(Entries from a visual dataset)

────────────────────────────────────────

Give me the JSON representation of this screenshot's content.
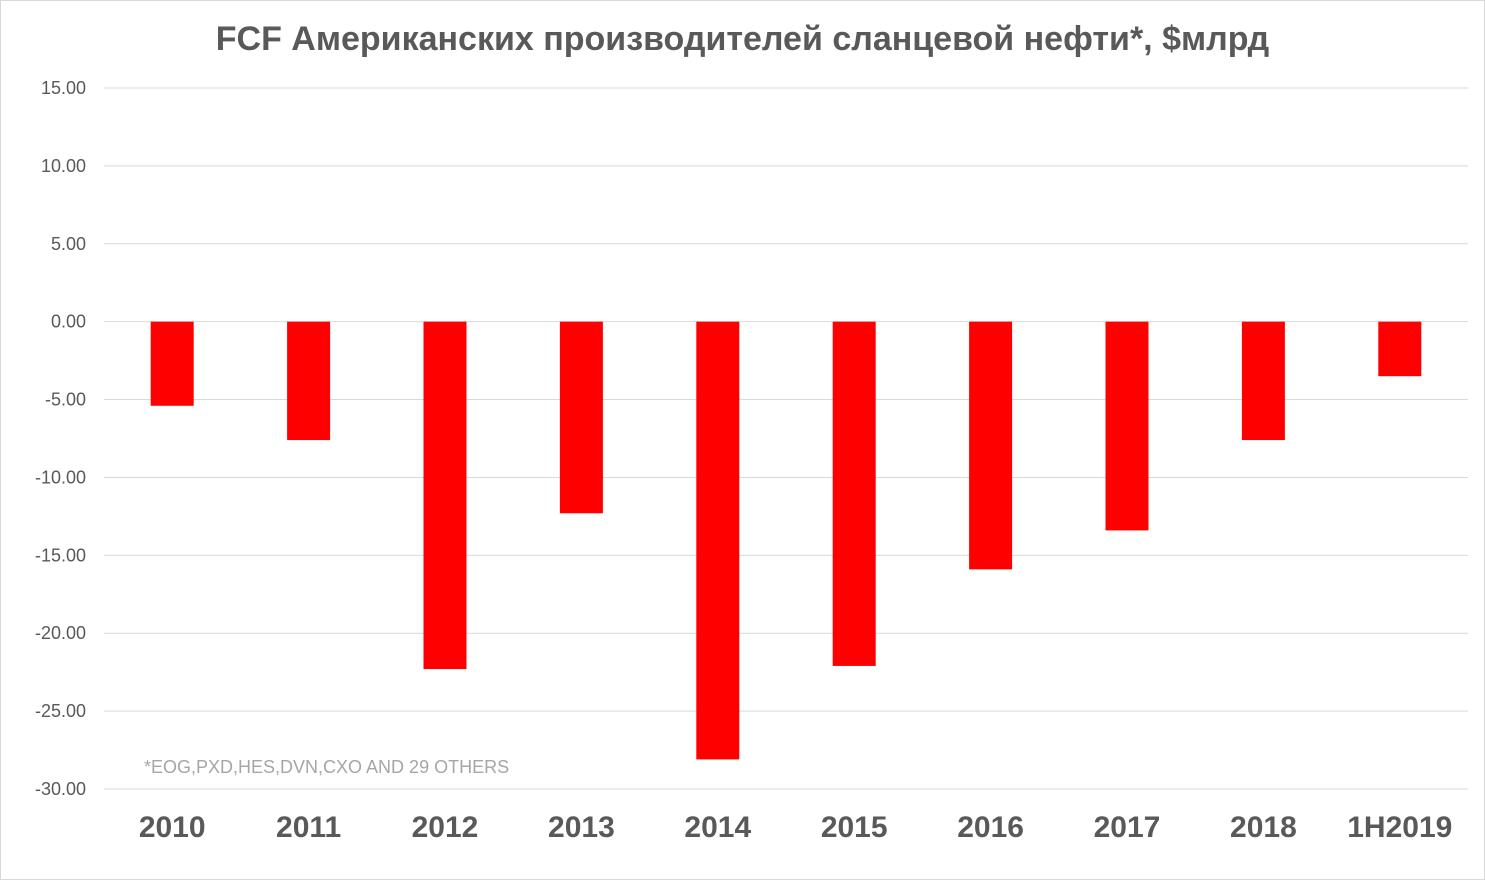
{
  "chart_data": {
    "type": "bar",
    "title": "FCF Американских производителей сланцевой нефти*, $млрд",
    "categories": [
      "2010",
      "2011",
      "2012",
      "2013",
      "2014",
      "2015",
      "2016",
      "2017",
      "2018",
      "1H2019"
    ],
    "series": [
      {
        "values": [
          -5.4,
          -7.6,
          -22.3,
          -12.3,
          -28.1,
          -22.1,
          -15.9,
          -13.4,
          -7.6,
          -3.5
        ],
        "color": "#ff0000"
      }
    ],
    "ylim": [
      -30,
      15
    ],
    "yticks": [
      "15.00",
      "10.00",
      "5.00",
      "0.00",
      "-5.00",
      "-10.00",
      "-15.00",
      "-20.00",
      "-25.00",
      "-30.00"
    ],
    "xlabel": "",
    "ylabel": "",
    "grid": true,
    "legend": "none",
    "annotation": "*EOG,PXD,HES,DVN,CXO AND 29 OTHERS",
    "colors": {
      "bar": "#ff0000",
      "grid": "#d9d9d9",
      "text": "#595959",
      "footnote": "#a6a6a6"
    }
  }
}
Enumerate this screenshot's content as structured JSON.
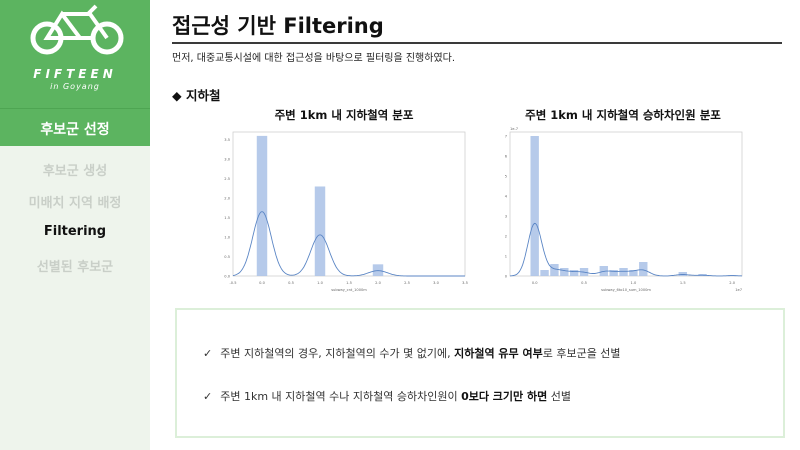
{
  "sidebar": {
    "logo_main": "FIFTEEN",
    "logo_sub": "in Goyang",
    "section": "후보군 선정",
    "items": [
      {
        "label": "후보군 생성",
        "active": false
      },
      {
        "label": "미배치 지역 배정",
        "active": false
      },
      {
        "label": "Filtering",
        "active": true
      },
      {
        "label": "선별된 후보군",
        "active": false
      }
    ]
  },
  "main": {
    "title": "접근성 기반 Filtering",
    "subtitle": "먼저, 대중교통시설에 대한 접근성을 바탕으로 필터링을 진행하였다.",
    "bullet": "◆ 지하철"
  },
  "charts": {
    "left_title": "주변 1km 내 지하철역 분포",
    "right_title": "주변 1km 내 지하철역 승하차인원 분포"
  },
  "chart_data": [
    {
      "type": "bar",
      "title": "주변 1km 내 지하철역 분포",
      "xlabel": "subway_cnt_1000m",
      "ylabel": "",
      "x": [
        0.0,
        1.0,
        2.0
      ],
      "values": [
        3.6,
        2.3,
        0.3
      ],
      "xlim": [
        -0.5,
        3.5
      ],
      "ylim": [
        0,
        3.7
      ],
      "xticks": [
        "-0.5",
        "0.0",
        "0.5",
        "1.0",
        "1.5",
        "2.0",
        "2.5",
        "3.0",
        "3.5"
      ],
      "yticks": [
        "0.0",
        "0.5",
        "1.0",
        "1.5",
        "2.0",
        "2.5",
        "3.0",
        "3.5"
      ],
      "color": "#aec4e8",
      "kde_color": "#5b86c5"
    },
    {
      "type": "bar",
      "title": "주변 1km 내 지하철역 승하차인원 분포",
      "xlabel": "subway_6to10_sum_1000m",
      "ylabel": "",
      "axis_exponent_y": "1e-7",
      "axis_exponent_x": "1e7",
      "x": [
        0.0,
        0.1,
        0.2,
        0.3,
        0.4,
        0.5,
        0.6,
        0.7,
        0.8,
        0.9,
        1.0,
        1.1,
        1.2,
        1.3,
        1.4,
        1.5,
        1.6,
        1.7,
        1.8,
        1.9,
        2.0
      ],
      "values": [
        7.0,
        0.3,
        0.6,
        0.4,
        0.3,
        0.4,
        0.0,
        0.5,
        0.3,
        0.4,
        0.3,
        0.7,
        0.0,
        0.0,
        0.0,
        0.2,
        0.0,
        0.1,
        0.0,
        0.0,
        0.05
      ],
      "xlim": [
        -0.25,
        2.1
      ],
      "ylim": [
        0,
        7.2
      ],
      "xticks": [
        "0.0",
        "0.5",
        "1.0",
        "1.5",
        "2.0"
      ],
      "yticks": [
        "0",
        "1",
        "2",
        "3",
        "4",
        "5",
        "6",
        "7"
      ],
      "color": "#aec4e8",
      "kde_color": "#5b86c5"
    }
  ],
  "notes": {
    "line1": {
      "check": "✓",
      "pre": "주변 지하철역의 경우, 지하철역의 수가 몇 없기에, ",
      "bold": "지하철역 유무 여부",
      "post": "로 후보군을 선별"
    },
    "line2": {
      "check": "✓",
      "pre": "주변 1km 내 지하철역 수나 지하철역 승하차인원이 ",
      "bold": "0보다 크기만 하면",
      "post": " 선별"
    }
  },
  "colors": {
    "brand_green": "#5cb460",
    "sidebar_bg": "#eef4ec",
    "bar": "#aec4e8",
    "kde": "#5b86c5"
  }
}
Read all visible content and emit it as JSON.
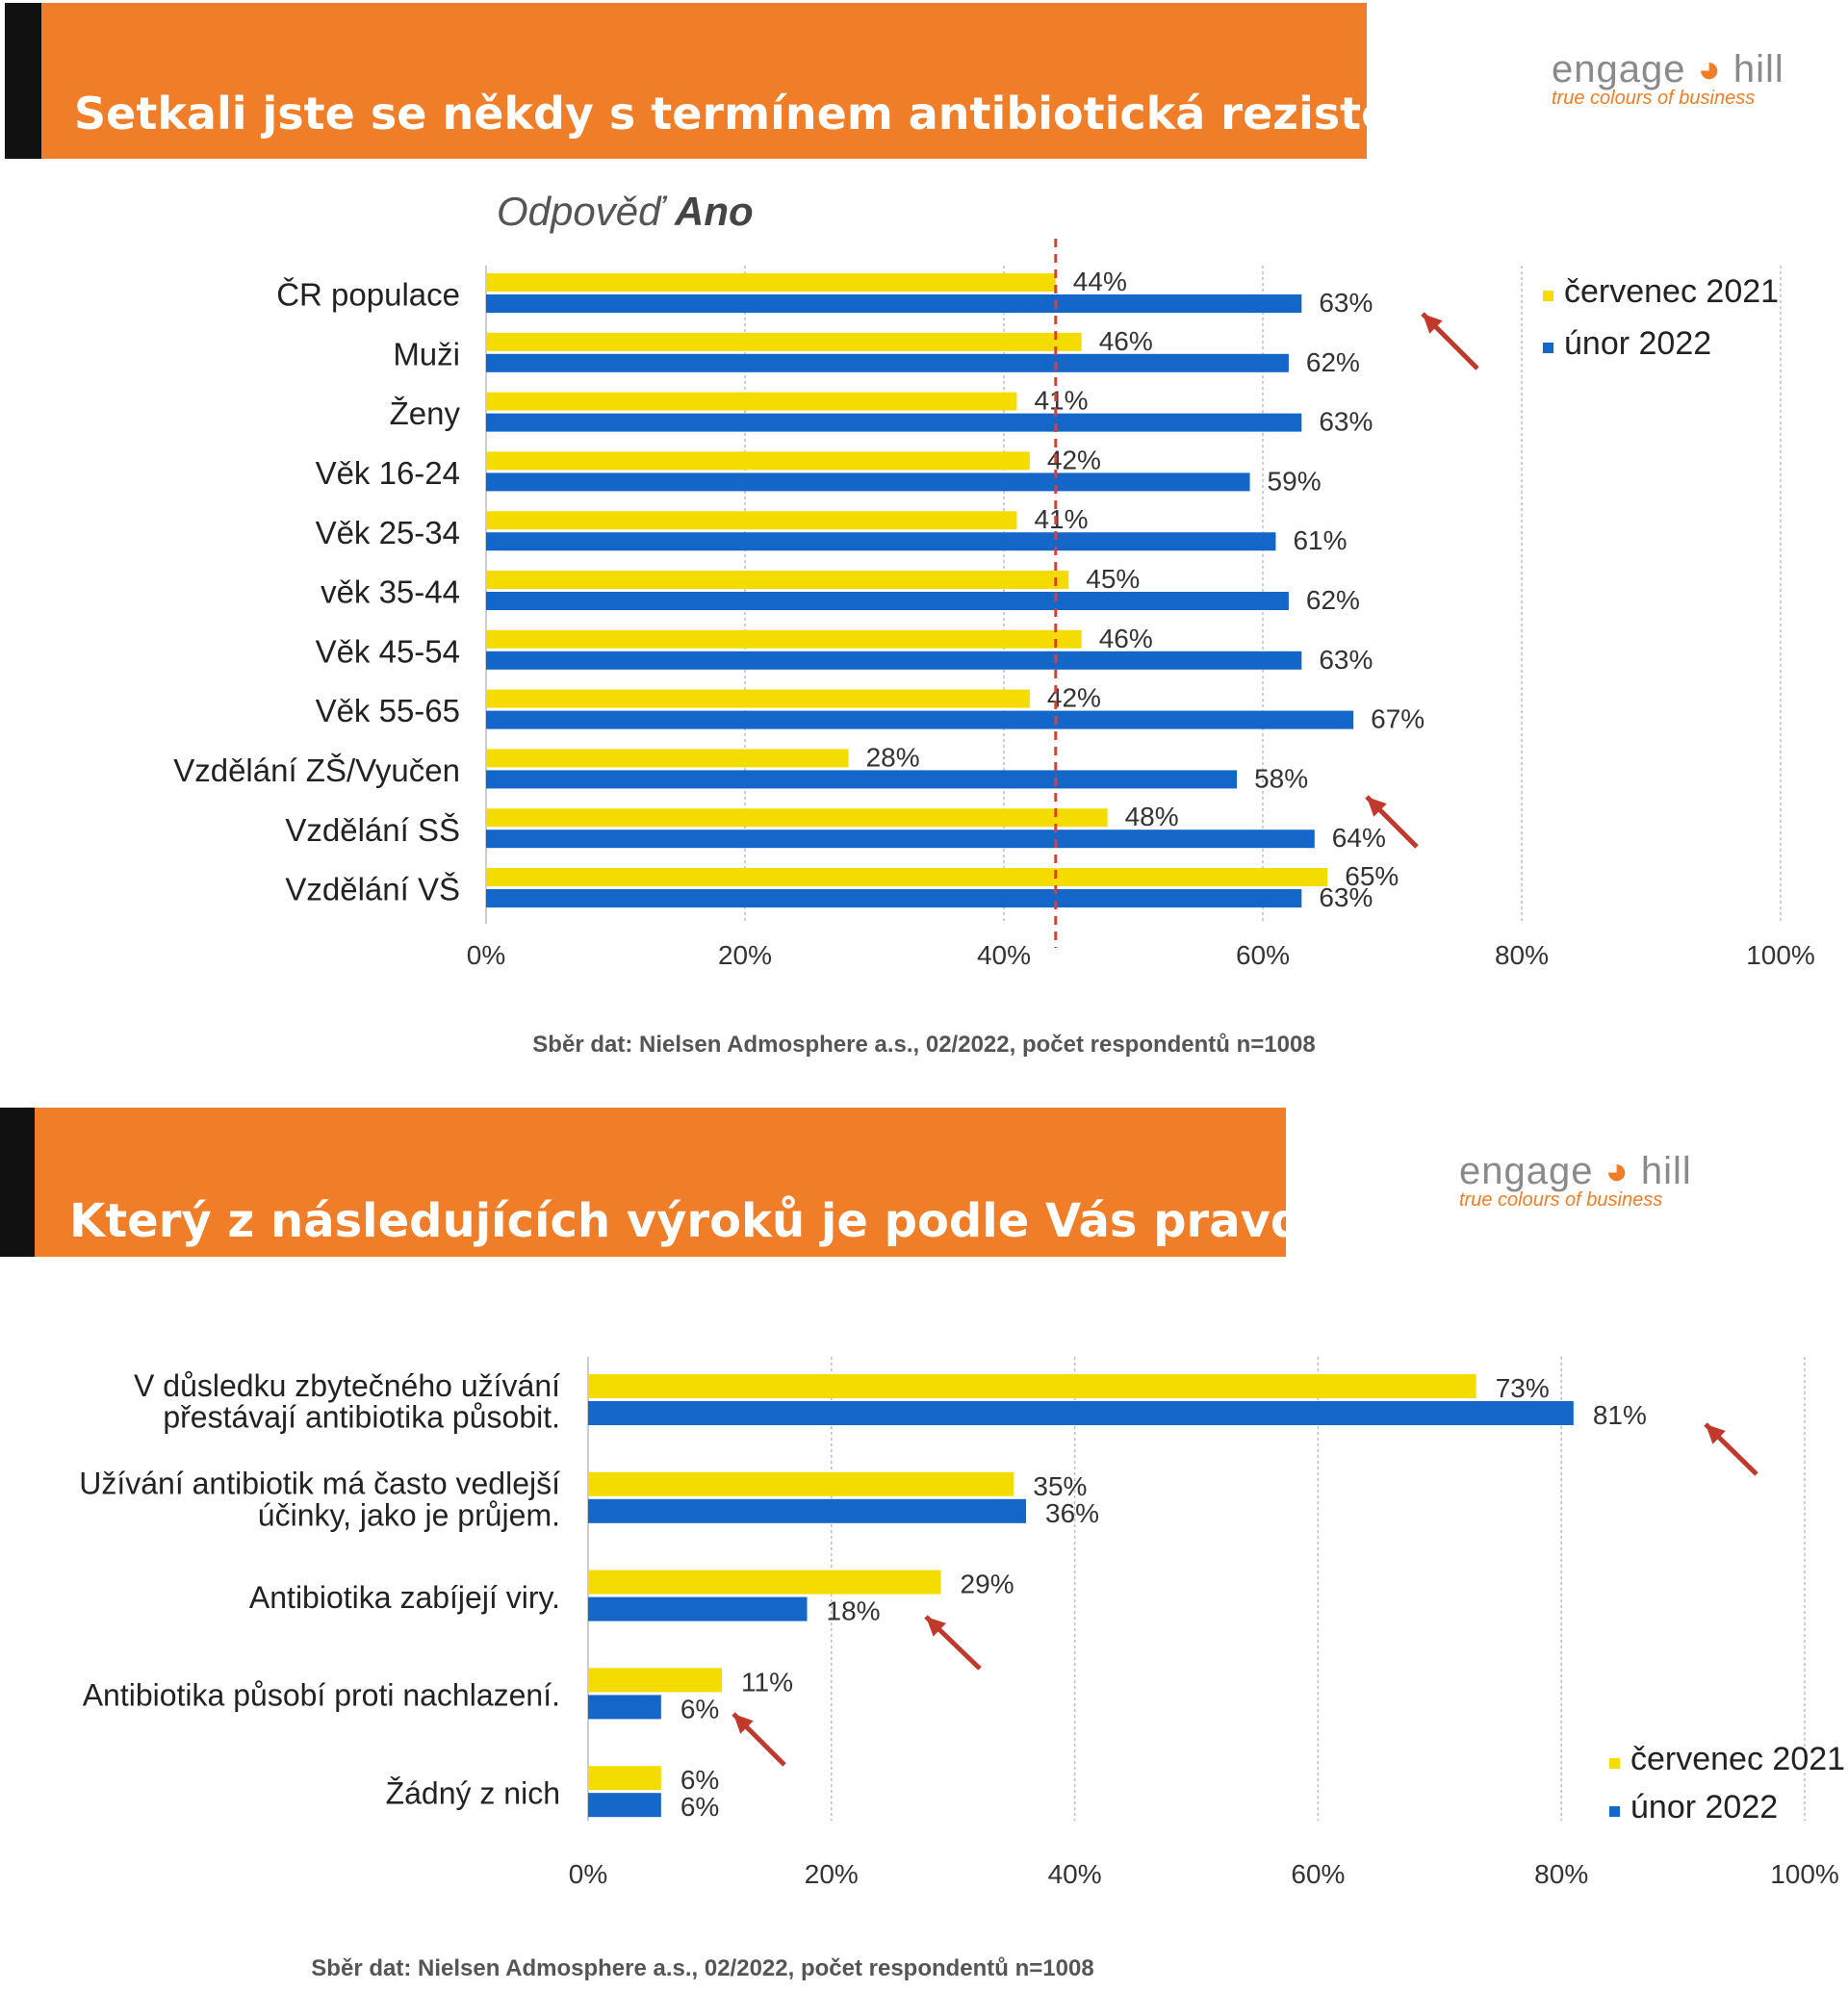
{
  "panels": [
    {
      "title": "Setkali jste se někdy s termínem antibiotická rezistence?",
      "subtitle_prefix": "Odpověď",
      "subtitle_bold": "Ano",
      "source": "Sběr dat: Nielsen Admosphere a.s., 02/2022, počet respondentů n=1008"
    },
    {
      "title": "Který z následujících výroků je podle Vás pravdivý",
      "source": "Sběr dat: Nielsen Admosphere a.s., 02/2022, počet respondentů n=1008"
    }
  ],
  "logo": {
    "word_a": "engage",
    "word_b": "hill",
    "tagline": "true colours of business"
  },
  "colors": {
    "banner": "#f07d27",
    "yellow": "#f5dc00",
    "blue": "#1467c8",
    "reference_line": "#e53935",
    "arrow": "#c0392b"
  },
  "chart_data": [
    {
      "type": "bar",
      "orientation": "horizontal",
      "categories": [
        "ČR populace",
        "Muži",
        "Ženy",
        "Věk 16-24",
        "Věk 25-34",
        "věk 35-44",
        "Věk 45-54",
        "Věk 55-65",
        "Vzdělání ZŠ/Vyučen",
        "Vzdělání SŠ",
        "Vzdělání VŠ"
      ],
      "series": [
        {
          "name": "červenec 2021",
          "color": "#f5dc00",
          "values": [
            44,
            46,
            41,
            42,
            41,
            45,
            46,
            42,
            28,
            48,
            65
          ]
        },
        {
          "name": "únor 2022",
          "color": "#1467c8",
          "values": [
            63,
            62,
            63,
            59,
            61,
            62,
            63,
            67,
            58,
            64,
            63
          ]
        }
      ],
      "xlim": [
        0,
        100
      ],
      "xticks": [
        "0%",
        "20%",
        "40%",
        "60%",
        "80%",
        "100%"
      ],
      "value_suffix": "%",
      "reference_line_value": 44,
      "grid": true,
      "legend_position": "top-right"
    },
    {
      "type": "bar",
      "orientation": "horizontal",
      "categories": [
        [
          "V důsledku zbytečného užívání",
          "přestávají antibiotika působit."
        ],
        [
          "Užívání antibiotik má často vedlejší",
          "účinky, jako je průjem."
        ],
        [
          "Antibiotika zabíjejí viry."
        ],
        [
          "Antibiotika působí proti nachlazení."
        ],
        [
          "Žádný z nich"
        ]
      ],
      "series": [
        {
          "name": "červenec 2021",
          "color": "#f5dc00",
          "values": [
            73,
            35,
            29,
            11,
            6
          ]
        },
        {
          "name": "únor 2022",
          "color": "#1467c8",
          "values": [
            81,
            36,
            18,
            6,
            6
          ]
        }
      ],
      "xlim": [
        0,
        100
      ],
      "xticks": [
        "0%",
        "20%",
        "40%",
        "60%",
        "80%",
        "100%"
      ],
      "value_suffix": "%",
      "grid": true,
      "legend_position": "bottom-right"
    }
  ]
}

────────────────────────────────────────

* [OBJECTIVE]
Extract every line containing the string "Filtering" from the material.

* [WORKED SOLUTION]
        "label": "Filtering",
    "title": "접근성 기반 Filtering",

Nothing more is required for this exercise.